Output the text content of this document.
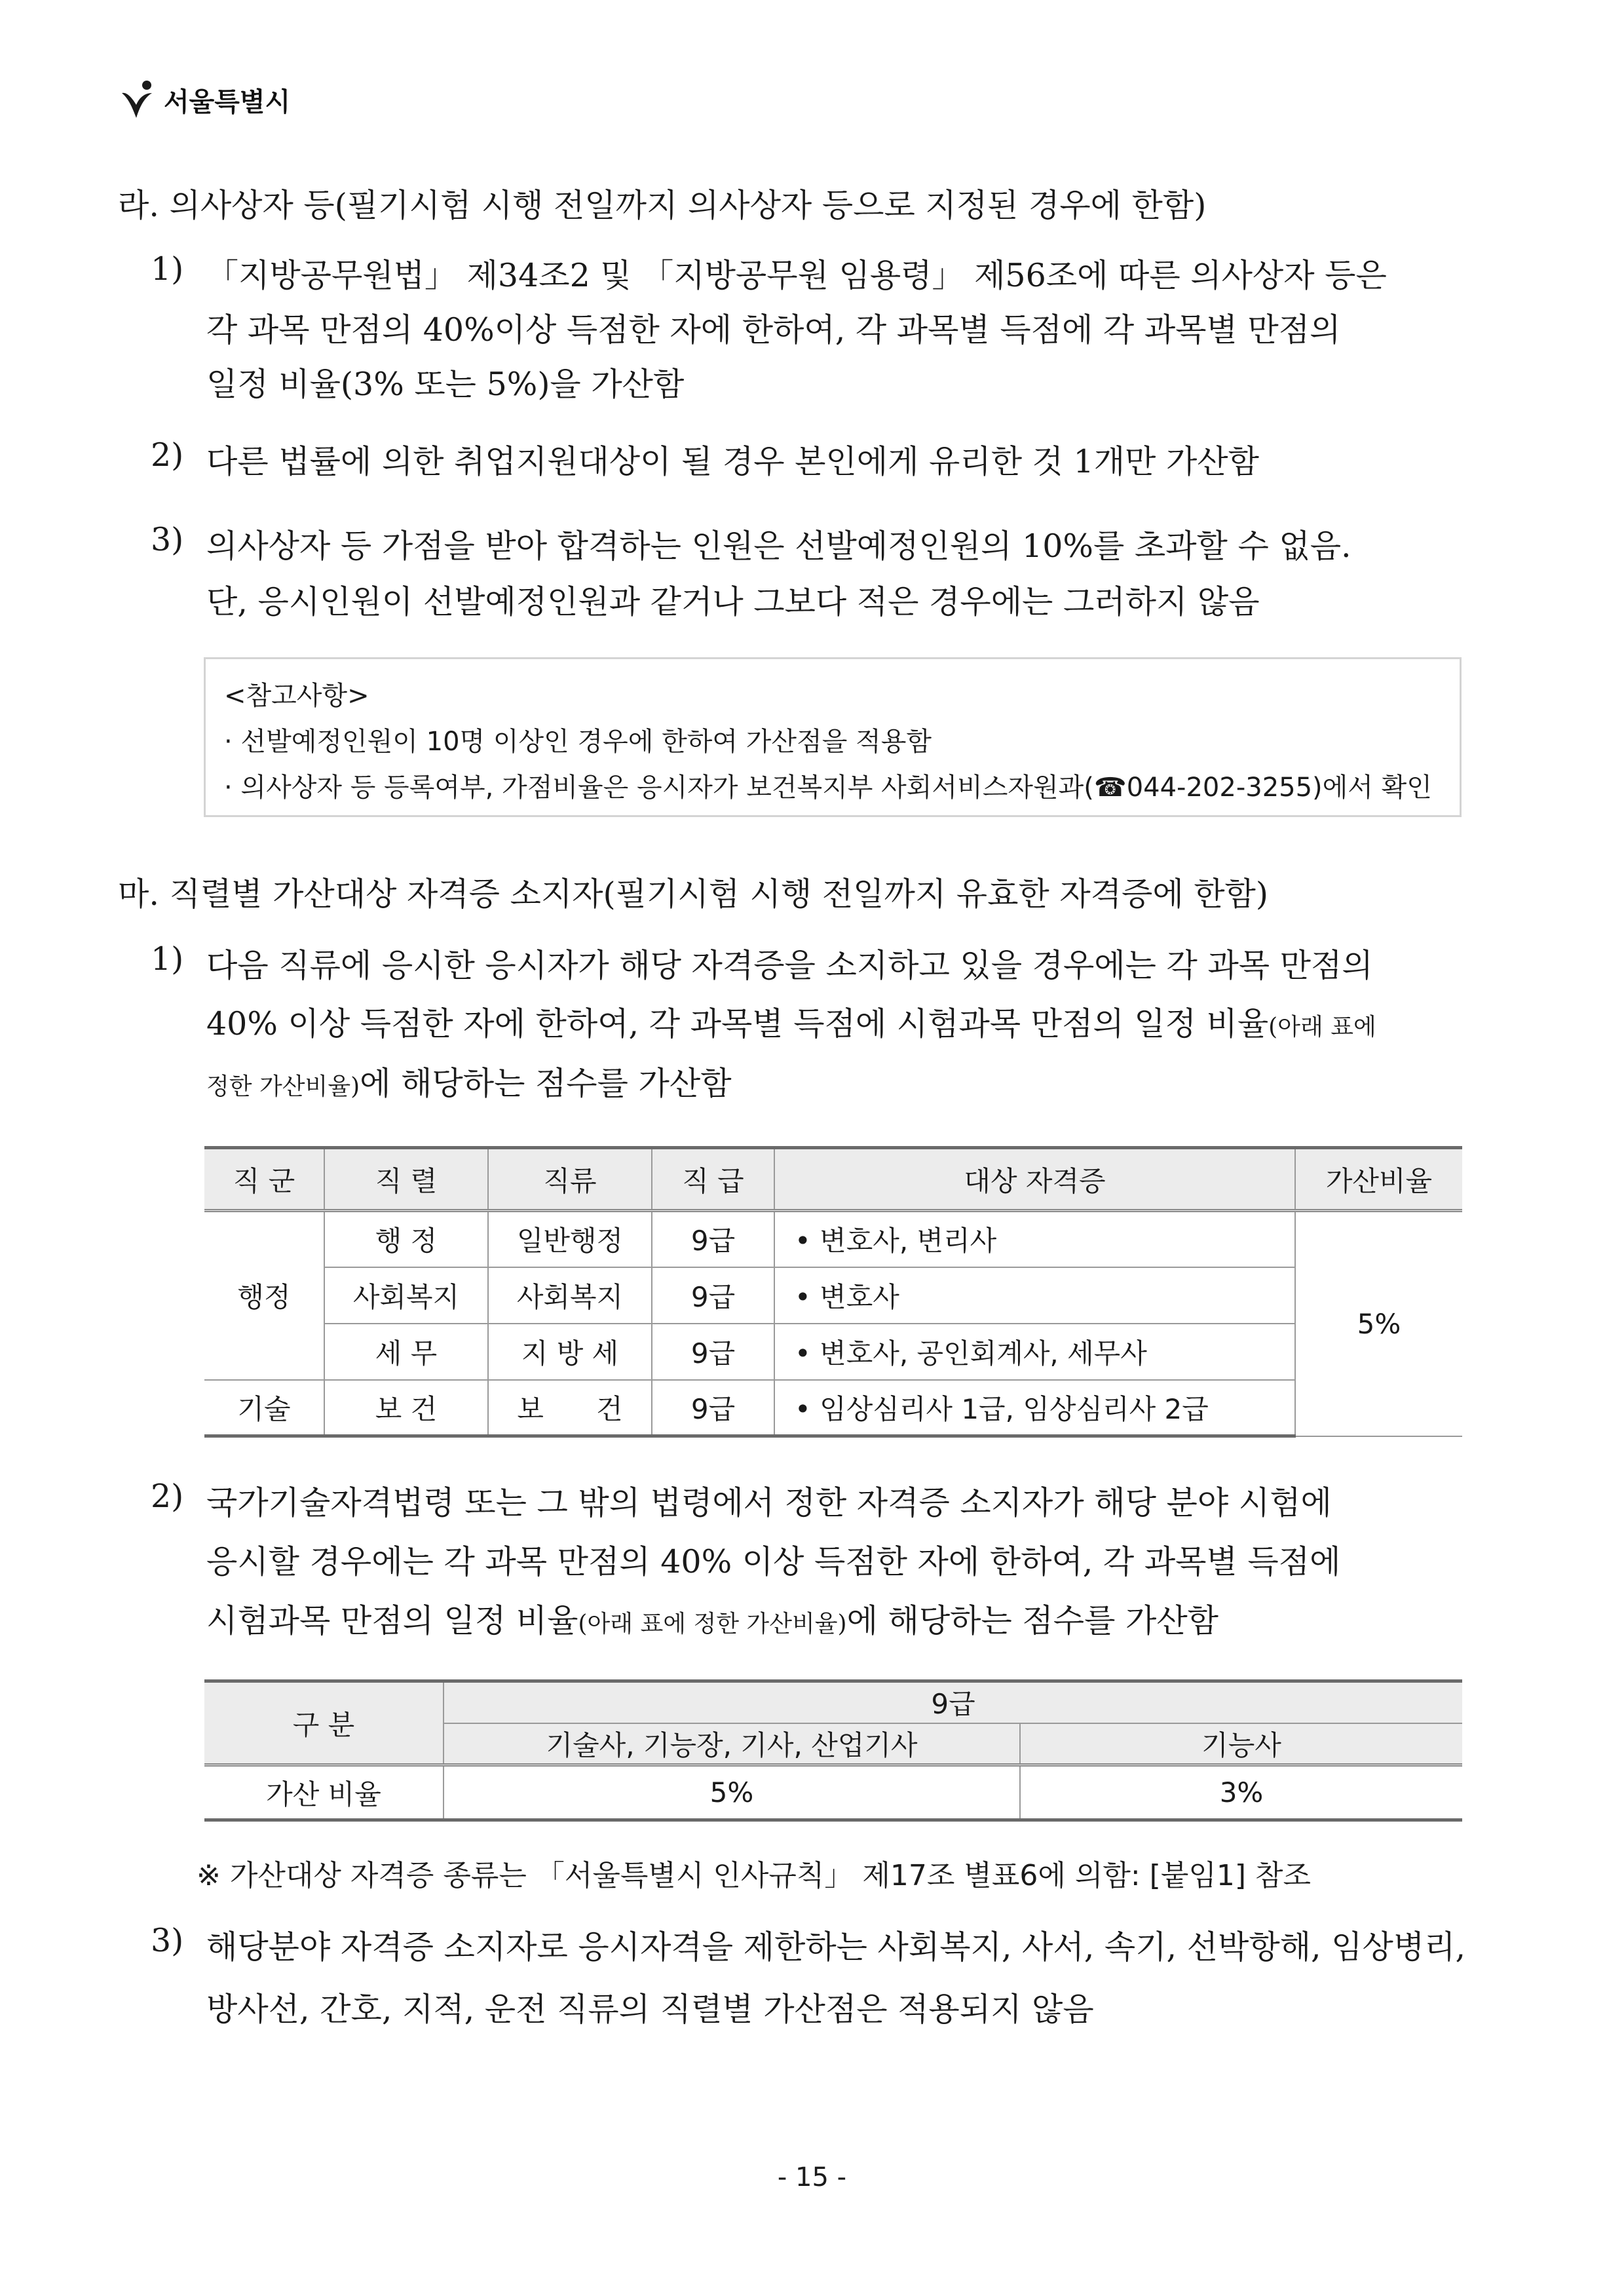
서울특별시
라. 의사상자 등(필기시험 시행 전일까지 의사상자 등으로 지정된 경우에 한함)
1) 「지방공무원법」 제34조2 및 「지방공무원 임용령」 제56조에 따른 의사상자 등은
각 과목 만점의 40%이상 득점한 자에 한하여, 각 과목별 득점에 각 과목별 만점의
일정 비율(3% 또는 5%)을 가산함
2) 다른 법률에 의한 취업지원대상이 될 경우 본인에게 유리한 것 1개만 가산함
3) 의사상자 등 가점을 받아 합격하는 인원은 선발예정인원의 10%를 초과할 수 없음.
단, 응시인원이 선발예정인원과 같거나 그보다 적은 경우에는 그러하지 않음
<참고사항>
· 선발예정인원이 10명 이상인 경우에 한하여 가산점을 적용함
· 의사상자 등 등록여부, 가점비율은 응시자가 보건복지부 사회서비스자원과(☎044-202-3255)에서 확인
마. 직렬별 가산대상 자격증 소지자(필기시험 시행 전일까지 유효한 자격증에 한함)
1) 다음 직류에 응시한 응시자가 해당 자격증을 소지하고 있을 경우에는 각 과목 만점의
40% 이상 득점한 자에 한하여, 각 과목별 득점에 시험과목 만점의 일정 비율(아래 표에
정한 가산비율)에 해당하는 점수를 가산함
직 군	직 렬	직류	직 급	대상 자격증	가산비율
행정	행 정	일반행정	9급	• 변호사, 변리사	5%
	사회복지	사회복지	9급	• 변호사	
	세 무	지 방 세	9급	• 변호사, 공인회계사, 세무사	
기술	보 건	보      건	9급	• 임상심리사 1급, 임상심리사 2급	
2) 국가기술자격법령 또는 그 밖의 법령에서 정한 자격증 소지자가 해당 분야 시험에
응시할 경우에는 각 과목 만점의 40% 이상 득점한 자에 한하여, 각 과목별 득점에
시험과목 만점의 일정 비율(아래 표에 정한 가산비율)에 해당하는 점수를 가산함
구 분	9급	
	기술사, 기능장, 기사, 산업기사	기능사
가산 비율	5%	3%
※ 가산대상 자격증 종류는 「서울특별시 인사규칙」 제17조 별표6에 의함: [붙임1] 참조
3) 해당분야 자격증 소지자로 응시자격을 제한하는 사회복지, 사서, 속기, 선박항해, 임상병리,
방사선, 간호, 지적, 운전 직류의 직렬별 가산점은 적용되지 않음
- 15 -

-----

▶ Work instructions
How many lines in the listing contain "해당하는"? Answer with the number alone.

▶ Solution to this exercise
2